[Saved entries]
════════════════════

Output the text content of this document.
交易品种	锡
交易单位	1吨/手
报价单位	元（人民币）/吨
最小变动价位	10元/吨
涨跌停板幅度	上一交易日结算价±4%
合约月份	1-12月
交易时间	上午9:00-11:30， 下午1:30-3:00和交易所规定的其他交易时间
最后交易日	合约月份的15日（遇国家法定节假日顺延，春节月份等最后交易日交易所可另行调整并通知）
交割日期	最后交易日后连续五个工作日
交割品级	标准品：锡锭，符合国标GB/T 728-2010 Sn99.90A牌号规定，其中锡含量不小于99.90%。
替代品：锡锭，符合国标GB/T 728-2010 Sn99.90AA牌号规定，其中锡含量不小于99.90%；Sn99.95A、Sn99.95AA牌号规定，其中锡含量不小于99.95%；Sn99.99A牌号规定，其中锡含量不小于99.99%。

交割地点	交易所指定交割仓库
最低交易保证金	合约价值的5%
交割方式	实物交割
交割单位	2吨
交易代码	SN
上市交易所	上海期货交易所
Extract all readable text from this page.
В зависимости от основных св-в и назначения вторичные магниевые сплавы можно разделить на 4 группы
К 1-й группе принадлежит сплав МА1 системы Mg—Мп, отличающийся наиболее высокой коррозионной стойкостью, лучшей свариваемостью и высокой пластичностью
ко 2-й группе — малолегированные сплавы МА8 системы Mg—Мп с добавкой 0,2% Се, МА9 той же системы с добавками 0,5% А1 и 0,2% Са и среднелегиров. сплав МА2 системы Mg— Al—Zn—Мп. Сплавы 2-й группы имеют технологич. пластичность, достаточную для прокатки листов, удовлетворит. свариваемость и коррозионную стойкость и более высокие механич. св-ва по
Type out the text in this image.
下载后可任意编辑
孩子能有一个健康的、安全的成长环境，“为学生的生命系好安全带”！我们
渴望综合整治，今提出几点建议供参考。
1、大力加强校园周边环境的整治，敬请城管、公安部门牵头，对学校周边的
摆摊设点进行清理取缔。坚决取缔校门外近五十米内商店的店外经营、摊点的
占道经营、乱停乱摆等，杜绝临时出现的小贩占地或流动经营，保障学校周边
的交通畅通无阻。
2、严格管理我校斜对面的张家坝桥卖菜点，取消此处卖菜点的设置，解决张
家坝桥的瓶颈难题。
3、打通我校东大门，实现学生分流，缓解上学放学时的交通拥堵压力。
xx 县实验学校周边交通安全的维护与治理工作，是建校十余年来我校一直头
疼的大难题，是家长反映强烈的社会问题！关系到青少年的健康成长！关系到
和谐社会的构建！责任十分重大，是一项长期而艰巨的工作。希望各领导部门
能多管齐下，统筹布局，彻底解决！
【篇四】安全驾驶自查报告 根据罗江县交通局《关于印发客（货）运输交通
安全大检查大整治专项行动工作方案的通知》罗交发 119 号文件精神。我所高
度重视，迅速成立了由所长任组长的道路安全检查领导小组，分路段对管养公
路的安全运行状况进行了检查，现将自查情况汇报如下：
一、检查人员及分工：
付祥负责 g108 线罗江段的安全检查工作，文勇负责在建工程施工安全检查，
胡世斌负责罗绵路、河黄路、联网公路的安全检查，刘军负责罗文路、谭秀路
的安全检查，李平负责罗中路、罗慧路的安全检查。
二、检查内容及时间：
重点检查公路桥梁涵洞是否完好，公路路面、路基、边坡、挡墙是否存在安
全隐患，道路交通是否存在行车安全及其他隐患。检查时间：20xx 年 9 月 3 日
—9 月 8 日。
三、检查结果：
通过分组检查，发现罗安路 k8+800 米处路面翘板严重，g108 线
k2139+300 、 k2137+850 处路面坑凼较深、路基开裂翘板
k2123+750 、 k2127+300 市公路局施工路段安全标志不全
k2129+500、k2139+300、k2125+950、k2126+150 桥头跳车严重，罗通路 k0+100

════════════════════

» **Do this**
Copy the material above back out, exactly as written.

» **Solution**
Output the text content of this document.
交易品种	锡
交易单位	1吨/手
报价单位	元（人民币）/吨
最小变动价位	10元/吨
涨跌停板幅度	上一交易日结算价±4%
合约月份	1-12月
交易时间	上午9:00-11:30， 下午1:30-3:00和交易所规定的其他交易时间
最后交易日	合约月份的15日（遇国家法定节假日顺延，春节月份等最后交易日交易所可另行调整并通知）
交割日期	最后交易日后连续五个工作日
交割品级	标准品：锡锭，符合国标GB/T 728-2010 Sn99.90A牌号规定，其中锡含量不小于99.90%。
替代品：锡锭，符合国标GB/T 728-2010 Sn99.90AA牌号规定，其中锡含量不小于99.90%；Sn99.95A、Sn99.95AA牌号规定，其中锡含量不小于99.95%；Sn99.99A牌号规定，其中锡含量不小于99.99%。

交割地点	交易所指定交割仓库
最低交易保证金	合约价值的5%
交割方式	实物交割
交割单位	2吨
交易代码	SN
上市交易所	上海期货交易所
Extract all readable text from this page.
В зависимости от основных св-в и назначения вторичные магниевые сплавы можно разделить на 4 группы
К 1-й группе принадлежит сплав МА1 системы Mg—Мп, отличающийся наиболее высокой коррозионной стойкостью, лучшей свариваемостью и высокой пластичностью
ко 2-й группе — малолегированные сплавы МА8 системы Mg—Мп с добавкой 0,2% Се, МА9 той же системы с добавками 0,5% А1 и 0,2% Са и среднелегиров. сплав МА2 системы Mg— Al—Zn—Мп. Сплавы 2-й группы имеют технологич. пластичность, достаточную для прокатки листов, удовлетворит. свариваемость и коррозионную стойкость и более высокие механич. св-ва по
Type out the text in this image.
下载后可任意编辑
孩子能有一个健康的、安全的成长环境，“为学生的生命系好安全带”！我们
渴望综合整治，今提出几点建议供参考。
1、大力加强校园周边环境的整治，敬请城管、公安部门牵头，对学校周边的
摆摊设点进行清理取缔。坚决取缔校门外近五十米内商店的店外经营、摊点的
占道经营、乱停乱摆等，杜绝临时出现的小贩占地或流动经营，保障学校周边
的交通畅通无阻。
2、严格管理我校斜对面的张家坝桥卖菜点，取消此处卖菜点的设置，解决张
家坝桥的瓶颈难题。
3、打通我校东大门，实现学生分流，缓解上学放学时的交通拥堵压力。
xx 县实验学校周边交通安全的维护与治理工作，是建校十余年来我校一直头
疼的大难题，是家长反映强烈的社会问题！关系到青少年的健康成长！关系到
和谐社会的构建！责任十分重大，是一项长期而艰巨的工作。希望各领导部门
能多管齐下，统筹布局，彻底解决！
【篇四】安全驾驶自查报告 根据罗江县交通局《关于印发客（货）运输交通
安全大检查大整治专项行动工作方案的通知》罗交发 119 号文件精神。我所高
度重视，迅速成立了由所长任组长的道路安全检查领导小组，分路段对管养公
路的安全运行状况进行了检查，现将自查情况汇报如下：
一、检查人员及分工：
付祥负责 g108 线罗江段的安全检查工作，文勇负责在建工程施工安全检查，
胡世斌负责罗绵路、河黄路、联网公路的安全检查，刘军负责罗文路、谭秀路
的安全检查，李平负责罗中路、罗慧路的安全检查。
二、检查内容及时间：
重点检查公路桥梁涵洞是否完好，公路路面、路基、边坡、挡墙是否存在安
全隐患，道路交通是否存在行车安全及其他隐患。检查时间：20xx 年 9 月 3 日
—9 月 8 日。
三、检查结果：
通过分组检查，发现罗安路 k8+800 米处路面翘板严重，g108 线
k2139+300 、 k2137+850 处路面坑凼较深、路基开裂翘板
k2123+750 、 k2127+300 市公路局施工路段安全标志不全
k2129+500、k2139+300、k2125+950、k2126+150 桥头跳车严重，罗通路 k0+100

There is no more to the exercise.